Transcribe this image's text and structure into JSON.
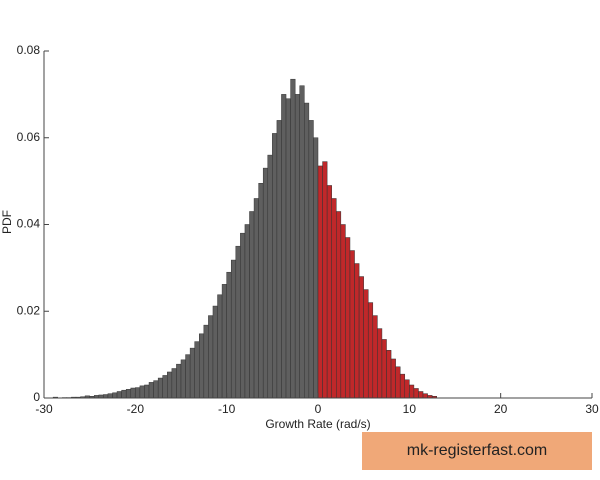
{
  "chart_data": {
    "type": "histogram",
    "xlabel": "Growth Rate (rad/s)",
    "ylabel": "PDF",
    "xlim": [
      -30,
      30
    ],
    "xticks": [
      -30,
      -20,
      -10,
      0,
      10,
      20,
      30
    ],
    "ylim": [
      0,
      0.08
    ],
    "yticks": [
      0,
      0.02,
      0.04,
      0.06,
      0.08
    ],
    "series": [
      {
        "color": "#5f5f5f",
        "bins": [
          -29,
          -28.5,
          -28,
          -27.5,
          -27,
          -26.5,
          -26,
          -25.5,
          -25,
          -24.5,
          -24,
          -23.5,
          -23,
          -22.5,
          -22,
          -21.5,
          -21,
          -20.5,
          -20,
          -19.5,
          -19,
          -18.5,
          -18,
          -17.5,
          -17,
          -16.5,
          -16,
          -15.5,
          -15,
          -14.5,
          -14,
          -13.5,
          -13,
          -12.5,
          -12,
          -11.5,
          -11,
          -10.5,
          -10,
          -9.5,
          -9,
          -8.5,
          -8,
          -7.5,
          -7,
          -6.5,
          -6,
          -5.5,
          -5,
          -4.5,
          -4,
          -3.5,
          -3,
          -2.5,
          -2,
          -1.5,
          -1,
          -0.5,
          0
        ],
        "values": [
          0.0002,
          0,
          0.0001,
          0.0001,
          0.0002,
          0.0002,
          0.0003,
          0.0005,
          0.0004,
          0.0006,
          0.0007,
          0.0008,
          0.001,
          0.0012,
          0.0015,
          0.0018,
          0.002,
          0.0023,
          0.0024,
          0.0028,
          0.003,
          0.0036,
          0.004,
          0.0046,
          0.0052,
          0.006,
          0.0068,
          0.0078,
          0.0088,
          0.01,
          0.0115,
          0.013,
          0.0148,
          0.0168,
          0.019,
          0.0212,
          0.0238,
          0.0262,
          0.029,
          0.0318,
          0.035,
          0.038,
          0.04,
          0.043,
          0.046,
          0.0495,
          0.053,
          0.056,
          0.061,
          0.064,
          0.07,
          0.069,
          0.0735,
          0.07,
          0.072,
          0.068,
          0.064,
          0.06
        ]
      },
      {
        "color": "#c0282a",
        "bins": [
          0,
          0.5,
          1,
          1.5,
          2,
          2.5,
          3,
          3.5,
          4,
          4.5,
          5,
          5.5,
          6,
          6.5,
          7,
          7.5,
          8,
          8.5,
          9,
          9.5,
          10,
          10.5,
          11,
          11.5,
          12,
          12.5,
          13
        ],
        "values": [
          0.0535,
          0.0545,
          0.049,
          0.046,
          0.043,
          0.04,
          0.037,
          0.034,
          0.031,
          0.028,
          0.025,
          0.022,
          0.019,
          0.016,
          0.0135,
          0.011,
          0.009,
          0.0072,
          0.0055,
          0.0042,
          0.003,
          0.0022,
          0.0015,
          0.001,
          0.0006,
          0.0004
        ]
      }
    ],
    "watermark": "mk-registerfast.com"
  }
}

══════════

**Requirements:**
Keep the pictures out of your copy, and repeat every entry above exactly.

**Exercise answer:**
Transcribe this image's text and structure into JSON.
{
  "chart_data": {
    "type": "histogram",
    "xlabel": "Growth Rate (rad/s)",
    "ylabel": "PDF",
    "xlim": [
      -30,
      30
    ],
    "xticks": [
      -30,
      -20,
      -10,
      0,
      10,
      20,
      30
    ],
    "ylim": [
      0,
      0.08
    ],
    "yticks": [
      0,
      0.02,
      0.04,
      0.06,
      0.08
    ],
    "series": [
      {
        "color": "#5f5f5f",
        "bins": [
          -29,
          -28.5,
          -28,
          -27.5,
          -27,
          -26.5,
          -26,
          -25.5,
          -25,
          -24.5,
          -24,
          -23.5,
          -23,
          -22.5,
          -22,
          -21.5,
          -21,
          -20.5,
          -20,
          -19.5,
          -19,
          -18.5,
          -18,
          -17.5,
          -17,
          -16.5,
          -16,
          -15.5,
          -15,
          -14.5,
          -14,
          -13.5,
          -13,
          -12.5,
          -12,
          -11.5,
          -11,
          -10.5,
          -10,
          -9.5,
          -9,
          -8.5,
          -8,
          -7.5,
          -7,
          -6.5,
          -6,
          -5.5,
          -5,
          -4.5,
          -4,
          -3.5,
          -3,
          -2.5,
          -2,
          -1.5,
          -1,
          -0.5,
          0
        ],
        "values": [
          0.0002,
          0,
          0.0001,
          0.0001,
          0.0002,
          0.0002,
          0.0003,
          0.0005,
          0.0004,
          0.0006,
          0.0007,
          0.0008,
          0.001,
          0.0012,
          0.0015,
          0.0018,
          0.002,
          0.0023,
          0.0024,
          0.0028,
          0.003,
          0.0036,
          0.004,
          0.0046,
          0.0052,
          0.006,
          0.0068,
          0.0078,
          0.0088,
          0.01,
          0.0115,
          0.013,
          0.0148,
          0.0168,
          0.019,
          0.0212,
          0.0238,
          0.0262,
          0.029,
          0.0318,
          0.035,
          0.038,
          0.04,
          0.043,
          0.046,
          0.0495,
          0.053,
          0.056,
          0.061,
          0.064,
          0.07,
          0.069,
          0.0735,
          0.07,
          0.072,
          0.068,
          0.064,
          0.06
        ]
      },
      {
        "color": "#c0282a",
        "bins": [
          0,
          0.5,
          1,
          1.5,
          2,
          2.5,
          3,
          3.5,
          4,
          4.5,
          5,
          5.5,
          6,
          6.5,
          7,
          7.5,
          8,
          8.5,
          9,
          9.5,
          10,
          10.5,
          11,
          11.5,
          12,
          12.5,
          13
        ],
        "values": [
          0.0535,
          0.0545,
          0.049,
          0.046,
          0.043,
          0.04,
          0.037,
          0.034,
          0.031,
          0.028,
          0.025,
          0.022,
          0.019,
          0.016,
          0.0135,
          0.011,
          0.009,
          0.0072,
          0.0055,
          0.0042,
          0.003,
          0.0022,
          0.0015,
          0.001,
          0.0006,
          0.0004
        ]
      }
    ],
    "watermark": "mk-registerfast.com"
  }
}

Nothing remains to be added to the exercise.